In the lines below, find how many contain the word "bracket" and report that figure alone.

Records for this exercise

=======

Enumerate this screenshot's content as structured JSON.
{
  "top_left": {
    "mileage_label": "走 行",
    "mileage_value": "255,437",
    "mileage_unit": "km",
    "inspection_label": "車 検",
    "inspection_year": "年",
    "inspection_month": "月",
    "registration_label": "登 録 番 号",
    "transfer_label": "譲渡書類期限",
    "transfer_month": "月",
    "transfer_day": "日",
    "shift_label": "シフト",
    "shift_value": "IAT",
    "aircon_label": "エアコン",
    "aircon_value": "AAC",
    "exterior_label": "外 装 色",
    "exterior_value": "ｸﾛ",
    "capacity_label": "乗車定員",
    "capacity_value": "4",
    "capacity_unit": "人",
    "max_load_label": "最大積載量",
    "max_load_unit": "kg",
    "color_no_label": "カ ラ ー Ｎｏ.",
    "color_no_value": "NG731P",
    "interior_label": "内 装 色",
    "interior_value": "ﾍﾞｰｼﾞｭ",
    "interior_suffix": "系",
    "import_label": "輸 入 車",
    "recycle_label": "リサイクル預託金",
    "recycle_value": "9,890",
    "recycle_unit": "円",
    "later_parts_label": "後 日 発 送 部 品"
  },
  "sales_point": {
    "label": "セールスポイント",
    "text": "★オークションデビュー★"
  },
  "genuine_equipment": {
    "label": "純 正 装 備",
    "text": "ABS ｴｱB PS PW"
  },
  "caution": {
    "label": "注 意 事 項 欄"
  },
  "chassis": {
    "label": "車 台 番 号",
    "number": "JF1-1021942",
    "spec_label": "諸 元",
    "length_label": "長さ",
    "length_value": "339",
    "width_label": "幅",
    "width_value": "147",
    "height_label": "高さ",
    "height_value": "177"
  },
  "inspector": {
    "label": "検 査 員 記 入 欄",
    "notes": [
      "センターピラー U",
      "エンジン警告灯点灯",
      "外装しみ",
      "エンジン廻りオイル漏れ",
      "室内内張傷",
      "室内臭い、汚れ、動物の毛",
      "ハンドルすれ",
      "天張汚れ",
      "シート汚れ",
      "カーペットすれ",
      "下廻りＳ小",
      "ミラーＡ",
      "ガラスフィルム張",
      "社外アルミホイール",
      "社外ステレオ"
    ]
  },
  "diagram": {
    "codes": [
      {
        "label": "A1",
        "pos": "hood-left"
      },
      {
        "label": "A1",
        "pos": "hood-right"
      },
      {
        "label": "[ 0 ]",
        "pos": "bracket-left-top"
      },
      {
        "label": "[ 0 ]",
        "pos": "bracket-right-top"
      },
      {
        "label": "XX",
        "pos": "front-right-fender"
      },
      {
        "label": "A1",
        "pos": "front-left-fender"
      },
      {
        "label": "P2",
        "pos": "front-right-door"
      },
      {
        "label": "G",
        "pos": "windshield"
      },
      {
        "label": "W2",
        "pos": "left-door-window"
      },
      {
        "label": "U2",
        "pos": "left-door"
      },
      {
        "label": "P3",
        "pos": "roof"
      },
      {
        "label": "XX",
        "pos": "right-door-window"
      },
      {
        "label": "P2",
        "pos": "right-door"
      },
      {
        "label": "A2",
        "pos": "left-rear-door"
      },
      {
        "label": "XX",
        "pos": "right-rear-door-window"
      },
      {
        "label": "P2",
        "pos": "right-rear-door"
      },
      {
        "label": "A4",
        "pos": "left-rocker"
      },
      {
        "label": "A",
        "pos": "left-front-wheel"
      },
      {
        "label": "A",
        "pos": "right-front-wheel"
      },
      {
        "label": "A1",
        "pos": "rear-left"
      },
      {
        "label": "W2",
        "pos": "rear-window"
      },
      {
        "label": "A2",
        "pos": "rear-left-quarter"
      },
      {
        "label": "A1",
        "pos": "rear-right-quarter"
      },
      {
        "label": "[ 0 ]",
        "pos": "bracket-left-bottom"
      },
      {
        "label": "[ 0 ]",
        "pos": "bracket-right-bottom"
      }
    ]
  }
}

=======

Result below
4